Every entry needs to be printed exactly, please.

>> start Data provided

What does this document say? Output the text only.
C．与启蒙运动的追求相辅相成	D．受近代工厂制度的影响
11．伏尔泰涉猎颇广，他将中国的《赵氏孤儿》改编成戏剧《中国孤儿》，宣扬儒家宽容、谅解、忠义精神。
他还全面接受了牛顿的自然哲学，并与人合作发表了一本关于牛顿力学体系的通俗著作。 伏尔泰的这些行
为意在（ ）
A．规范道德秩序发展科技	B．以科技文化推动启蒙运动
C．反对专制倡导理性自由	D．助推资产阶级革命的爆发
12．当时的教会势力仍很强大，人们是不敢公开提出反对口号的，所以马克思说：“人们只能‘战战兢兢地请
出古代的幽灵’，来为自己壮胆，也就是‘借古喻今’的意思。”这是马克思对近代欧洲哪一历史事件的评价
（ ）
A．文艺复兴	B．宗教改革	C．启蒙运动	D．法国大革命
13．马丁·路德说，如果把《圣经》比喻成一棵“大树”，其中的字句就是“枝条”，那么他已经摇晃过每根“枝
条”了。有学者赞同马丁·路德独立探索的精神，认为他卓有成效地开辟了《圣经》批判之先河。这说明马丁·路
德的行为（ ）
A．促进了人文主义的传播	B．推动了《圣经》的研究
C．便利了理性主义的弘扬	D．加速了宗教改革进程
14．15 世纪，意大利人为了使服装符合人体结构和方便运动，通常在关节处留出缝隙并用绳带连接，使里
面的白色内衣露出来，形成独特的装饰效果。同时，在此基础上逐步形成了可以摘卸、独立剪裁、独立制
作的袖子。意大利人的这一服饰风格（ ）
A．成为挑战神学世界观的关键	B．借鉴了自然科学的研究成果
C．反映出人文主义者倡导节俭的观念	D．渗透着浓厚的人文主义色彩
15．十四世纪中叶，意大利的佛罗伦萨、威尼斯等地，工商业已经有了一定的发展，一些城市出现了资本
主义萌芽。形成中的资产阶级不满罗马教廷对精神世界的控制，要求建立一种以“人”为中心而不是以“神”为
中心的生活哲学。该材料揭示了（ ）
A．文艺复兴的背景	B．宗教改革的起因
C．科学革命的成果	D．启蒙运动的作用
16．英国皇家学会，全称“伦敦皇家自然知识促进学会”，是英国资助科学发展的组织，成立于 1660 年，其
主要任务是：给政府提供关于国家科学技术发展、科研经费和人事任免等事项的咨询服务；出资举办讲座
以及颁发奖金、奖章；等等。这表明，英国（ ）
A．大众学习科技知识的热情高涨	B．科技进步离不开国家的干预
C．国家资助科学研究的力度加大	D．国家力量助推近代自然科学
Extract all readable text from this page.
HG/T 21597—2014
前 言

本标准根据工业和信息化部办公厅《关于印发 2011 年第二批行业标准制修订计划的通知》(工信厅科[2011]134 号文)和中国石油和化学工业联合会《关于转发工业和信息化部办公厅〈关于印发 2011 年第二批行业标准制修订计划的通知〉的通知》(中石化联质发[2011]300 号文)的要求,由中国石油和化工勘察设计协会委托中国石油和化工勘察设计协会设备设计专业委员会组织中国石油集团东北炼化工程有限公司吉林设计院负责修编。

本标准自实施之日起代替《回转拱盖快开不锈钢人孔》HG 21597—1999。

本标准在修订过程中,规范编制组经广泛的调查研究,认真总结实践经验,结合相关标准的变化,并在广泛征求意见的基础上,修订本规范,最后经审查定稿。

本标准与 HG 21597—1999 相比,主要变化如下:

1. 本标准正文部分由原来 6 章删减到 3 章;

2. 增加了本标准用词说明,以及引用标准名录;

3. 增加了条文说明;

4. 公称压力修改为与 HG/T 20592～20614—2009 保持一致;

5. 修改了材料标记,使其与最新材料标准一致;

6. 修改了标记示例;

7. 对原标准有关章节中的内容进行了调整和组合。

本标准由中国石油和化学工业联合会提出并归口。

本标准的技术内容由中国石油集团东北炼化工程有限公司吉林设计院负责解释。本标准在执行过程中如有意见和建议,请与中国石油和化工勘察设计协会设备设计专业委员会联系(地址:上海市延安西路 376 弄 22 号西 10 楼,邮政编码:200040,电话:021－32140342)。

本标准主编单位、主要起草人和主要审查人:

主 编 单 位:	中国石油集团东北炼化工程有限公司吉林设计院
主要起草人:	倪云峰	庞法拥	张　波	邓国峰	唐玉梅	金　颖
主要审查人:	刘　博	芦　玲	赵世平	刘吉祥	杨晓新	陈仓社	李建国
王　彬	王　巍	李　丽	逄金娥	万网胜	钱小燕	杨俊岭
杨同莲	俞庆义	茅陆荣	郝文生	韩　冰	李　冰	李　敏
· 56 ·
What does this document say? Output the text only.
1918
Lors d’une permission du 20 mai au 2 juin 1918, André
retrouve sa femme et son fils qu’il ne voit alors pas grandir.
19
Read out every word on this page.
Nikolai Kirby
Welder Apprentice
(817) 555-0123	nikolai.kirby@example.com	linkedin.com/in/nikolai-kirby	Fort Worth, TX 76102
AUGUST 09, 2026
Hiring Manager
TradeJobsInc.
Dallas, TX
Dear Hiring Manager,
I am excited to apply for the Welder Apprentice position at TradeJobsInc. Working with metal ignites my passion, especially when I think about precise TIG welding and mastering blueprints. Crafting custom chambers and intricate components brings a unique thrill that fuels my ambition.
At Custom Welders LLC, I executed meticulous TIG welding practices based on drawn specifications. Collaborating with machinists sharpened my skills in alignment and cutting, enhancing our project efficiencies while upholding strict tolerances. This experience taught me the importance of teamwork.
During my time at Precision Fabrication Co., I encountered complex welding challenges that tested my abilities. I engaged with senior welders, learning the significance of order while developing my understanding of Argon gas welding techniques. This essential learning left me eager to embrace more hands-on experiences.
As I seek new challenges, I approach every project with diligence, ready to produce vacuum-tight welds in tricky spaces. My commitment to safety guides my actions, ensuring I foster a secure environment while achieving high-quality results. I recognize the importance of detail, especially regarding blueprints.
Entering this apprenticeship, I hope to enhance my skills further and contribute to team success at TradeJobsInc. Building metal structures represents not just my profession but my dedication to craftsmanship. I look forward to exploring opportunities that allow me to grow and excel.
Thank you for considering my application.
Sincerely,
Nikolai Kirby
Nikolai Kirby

>> end Data provided

* Worked solution *
What does this document say? Output the text only.
C．与启蒙运动的追求相辅相成	D．受近代工厂制度的影响
11．伏尔泰涉猎颇广，他将中国的《赵氏孤儿》改编成戏剧《中国孤儿》，宣扬儒家宽容、谅解、忠义精神。
他还全面接受了牛顿的自然哲学，并与人合作发表了一本关于牛顿力学体系的通俗著作。 伏尔泰的这些行
为意在（ ）
A．规范道德秩序发展科技	B．以科技文化推动启蒙运动
C．反对专制倡导理性自由	D．助推资产阶级革命的爆发
12．当时的教会势力仍很强大，人们是不敢公开提出反对口号的，所以马克思说：“人们只能‘战战兢兢地请
出古代的幽灵’，来为自己壮胆，也就是‘借古喻今’的意思。”这是马克思对近代欧洲哪一历史事件的评价
（ ）
A．文艺复兴	B．宗教改革	C．启蒙运动	D．法国大革命
13．马丁·路德说，如果把《圣经》比喻成一棵“大树”，其中的字句就是“枝条”，那么他已经摇晃过每根“枝
条”了。有学者赞同马丁·路德独立探索的精神，认为他卓有成效地开辟了《圣经》批判之先河。这说明马丁·路
德的行为（ ）
A．促进了人文主义的传播	B．推动了《圣经》的研究
C．便利了理性主义的弘扬	D．加速了宗教改革进程
14．15 世纪，意大利人为了使服装符合人体结构和方便运动，通常在关节处留出缝隙并用绳带连接，使里
面的白色内衣露出来，形成独特的装饰效果。同时，在此基础上逐步形成了可以摘卸、独立剪裁、独立制
作的袖子。意大利人的这一服饰风格（ ）
A．成为挑战神学世界观的关键	B．借鉴了自然科学的研究成果
C．反映出人文主义者倡导节俭的观念	D．渗透着浓厚的人文主义色彩
15．十四世纪中叶，意大利的佛罗伦萨、威尼斯等地，工商业已经有了一定的发展，一些城市出现了资本
主义萌芽。形成中的资产阶级不满罗马教廷对精神世界的控制，要求建立一种以“人”为中心而不是以“神”为
中心的生活哲学。该材料揭示了（ ）
A．文艺复兴的背景	B．宗教改革的起因
C．科学革命的成果	D．启蒙运动的作用
16．英国皇家学会，全称“伦敦皇家自然知识促进学会”，是英国资助科学发展的组织，成立于 1660 年，其
主要任务是：给政府提供关于国家科学技术发展、科研经费和人事任免等事项的咨询服务；出资举办讲座
以及颁发奖金、奖章；等等。这表明，英国（ ）
A．大众学习科技知识的热情高涨	B．科技进步离不开国家的干预
C．国家资助科学研究的力度加大	D．国家力量助推近代自然科学
Extract all readable text from this page.
HG/T 21597—2014
前 言

本标准根据工业和信息化部办公厅《关于印发 2011 年第二批行业标准制修订计划的通知》(工信厅科[2011]134 号文)和中国石油和化学工业联合会《关于转发工业和信息化部办公厅〈关于印发 2011 年第二批行业标准制修订计划的通知〉的通知》(中石化联质发[2011]300 号文)的要求,由中国石油和化工勘察设计协会委托中国石油和化工勘察设计协会设备设计专业委员会组织中国石油集团东北炼化工程有限公司吉林设计院负责修编。

本标准自实施之日起代替《回转拱盖快开不锈钢人孔》HG 21597—1999。

本标准在修订过程中,规范编制组经广泛的调查研究,认真总结实践经验,结合相关标准的变化,并在广泛征求意见的基础上,修订本规范,最后经审查定稿。

本标准与 HG 21597—1999 相比,主要变化如下:

1. 本标准正文部分由原来 6 章删减到 3 章;

2. 增加了本标准用词说明,以及引用标准名录;

3. 增加了条文说明;

4. 公称压力修改为与 HG/T 20592～20614—2009 保持一致;

5. 修改了材料标记,使其与最新材料标准一致;

6. 修改了标记示例;

7. 对原标准有关章节中的内容进行了调整和组合。

本标准由中国石油和化学工业联合会提出并归口。

本标准的技术内容由中国石油集团东北炼化工程有限公司吉林设计院负责解释。本标准在执行过程中如有意见和建议,请与中国石油和化工勘察设计协会设备设计专业委员会联系(地址:上海市延安西路 376 弄 22 号西 10 楼,邮政编码:200040,电话:021－32140342)。

本标准主编单位、主要起草人和主要审查人:

主 编 单 位:	中国石油集团东北炼化工程有限公司吉林设计院
主要起草人:	倪云峰	庞法拥	张　波	邓国峰	唐玉梅	金　颖
主要审查人:	刘　博	芦　玲	赵世平	刘吉祥	杨晓新	陈仓社	李建国
王　彬	王　巍	李　丽	逄金娥	万网胜	钱小燕	杨俊岭
杨同莲	俞庆义	茅陆荣	郝文生	韩　冰	李　冰	李　敏
· 56 ·
What does this document say? Output the text only.
1918
Lors d’une permission du 20 mai au 2 juin 1918, André
retrouve sa femme et son fils qu’il ne voit alors pas grandir.
19
Read out every word on this page.
Nikolai Kirby
Welder Apprentice
(817) 555-0123	nikolai.kirby@example.com	linkedin.com/in/nikolai-kirby	Fort Worth, TX 76102
AUGUST 09, 2026
Hiring Manager
TradeJobsInc.
Dallas, TX
Dear Hiring Manager,
I am excited to apply for the Welder Apprentice position at TradeJobsInc. Working with metal ignites my passion, especially when I think about precise TIG welding and mastering blueprints. Crafting custom chambers and intricate components brings a unique thrill that fuels my ambition.
At Custom Welders LLC, I executed meticulous TIG welding practices based on drawn specifications. Collaborating with machinists sharpened my skills in alignment and cutting, enhancing our project efficiencies while upholding strict tolerances. This experience taught me the importance of teamwork.
During my time at Precision Fabrication Co., I encountered complex welding challenges that tested my abilities. I engaged with senior welders, learning the significance of order while developing my understanding of Argon gas welding techniques. This essential learning left me eager to embrace more hands-on experiences.
As I seek new challenges, I approach every project with diligence, ready to produce vacuum-tight welds in tricky spaces. My commitment to safety guides my actions, ensuring I foster a secure environment while achieving high-quality results. I recognize the importance of detail, especially regarding blueprints.
Entering this apprenticeship, I hope to enhance my skills further and contribute to team success at TradeJobsInc. Building metal structures represents not just my profession but my dedication to craftsmanship. I look forward to exploring opportunities that allow me to grow and excel.
Thank you for considering my application.
Sincerely,
Nikolai Kirby
Nikolai Kirby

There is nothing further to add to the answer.